What this task involves |
Rewrite the stretch of the listing below, from the line containing "List 45 of the" through the line containing "y-tick-label: 0 bbox=[76, 779, 85, 792]", as a Markdown table with a Row column giving each line's number and a Line column holding the line itself, leaving out any blank lines.

Given records |
=======

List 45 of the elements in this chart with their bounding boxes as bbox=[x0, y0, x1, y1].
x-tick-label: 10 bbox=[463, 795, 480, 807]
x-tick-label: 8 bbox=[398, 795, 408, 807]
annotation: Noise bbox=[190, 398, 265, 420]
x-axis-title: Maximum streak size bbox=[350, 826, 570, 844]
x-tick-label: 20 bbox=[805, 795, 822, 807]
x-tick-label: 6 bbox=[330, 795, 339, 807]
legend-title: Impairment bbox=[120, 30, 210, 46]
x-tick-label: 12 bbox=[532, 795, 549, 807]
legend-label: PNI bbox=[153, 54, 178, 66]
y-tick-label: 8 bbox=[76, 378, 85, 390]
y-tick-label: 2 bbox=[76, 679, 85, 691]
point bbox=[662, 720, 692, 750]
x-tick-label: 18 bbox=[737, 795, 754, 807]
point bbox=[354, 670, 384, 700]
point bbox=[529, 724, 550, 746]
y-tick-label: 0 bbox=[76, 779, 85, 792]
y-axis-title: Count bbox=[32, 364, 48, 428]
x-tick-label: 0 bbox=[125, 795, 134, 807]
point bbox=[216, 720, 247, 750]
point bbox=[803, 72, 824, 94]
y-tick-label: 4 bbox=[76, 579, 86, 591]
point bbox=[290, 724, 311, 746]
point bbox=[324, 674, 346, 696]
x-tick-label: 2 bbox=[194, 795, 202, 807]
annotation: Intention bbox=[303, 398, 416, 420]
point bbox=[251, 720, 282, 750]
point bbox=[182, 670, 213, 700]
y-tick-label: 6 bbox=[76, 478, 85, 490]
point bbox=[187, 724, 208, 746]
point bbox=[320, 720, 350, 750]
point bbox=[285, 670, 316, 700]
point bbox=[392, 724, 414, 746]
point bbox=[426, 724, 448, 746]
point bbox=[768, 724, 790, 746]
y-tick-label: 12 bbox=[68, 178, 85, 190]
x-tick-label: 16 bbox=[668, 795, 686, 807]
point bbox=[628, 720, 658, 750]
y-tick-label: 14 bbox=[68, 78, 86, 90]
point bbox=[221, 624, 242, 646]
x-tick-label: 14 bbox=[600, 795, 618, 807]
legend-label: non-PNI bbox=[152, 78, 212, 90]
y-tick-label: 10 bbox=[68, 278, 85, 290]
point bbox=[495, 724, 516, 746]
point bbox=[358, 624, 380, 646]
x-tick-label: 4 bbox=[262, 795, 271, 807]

=======

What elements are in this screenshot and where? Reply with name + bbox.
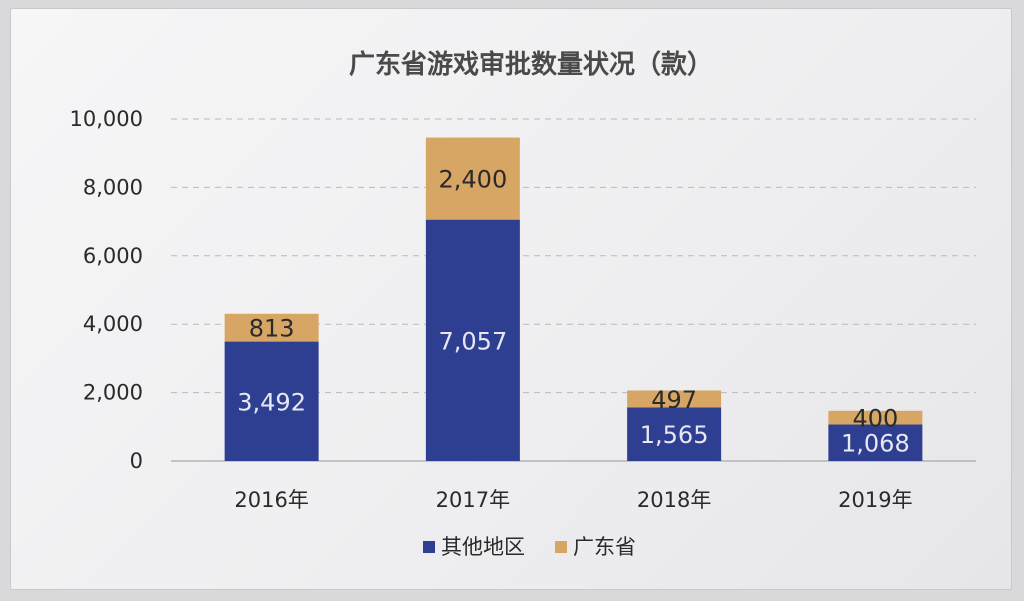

=======

Output for this task |
| Row | Line |
|---|---|
| 1 | List 45 of the elements in this chart with their bounding boxes as bbox=[x0, y0, x1, y1]. |
| 2 | x-tick-label: 10 bbox=[463, 795, 480, 807] |
| 3 | x-tick-label: 8 bbox=[398, 795, 408, 807] |
| 4 | annotation: Noise bbox=[190, 398, 265, 420] |
| 5 | x-axis-title: Maximum streak size bbox=[350, 826, 570, 844] |
| 6 | x-tick-label: 20 bbox=[805, 795, 822, 807] |
| 7 | x-tick-label: 6 bbox=[330, 795, 339, 807] |
| 8 | legend-title: Impairment bbox=[120, 30, 210, 46] |
| 9 | x-tick-label: 12 bbox=[532, 795, 549, 807] |
| 10 | legend-label: PNI bbox=[153, 54, 178, 66] |
| 11 | y-tick-label: 8 bbox=[76, 378, 85, 390] |
| 12 | y-tick-label: 2 bbox=[76, 679, 85, 691] |
| 13 | point bbox=[662, 720, 692, 750] |
| 14 | x-tick-label: 18 bbox=[737, 795, 754, 807] |
| 15 | point bbox=[354, 670, 384, 700] |
| 16 | point bbox=[529, 724, 550, 746] |
| 17 | y-tick-label: 0 bbox=[76, 779, 85, 792] |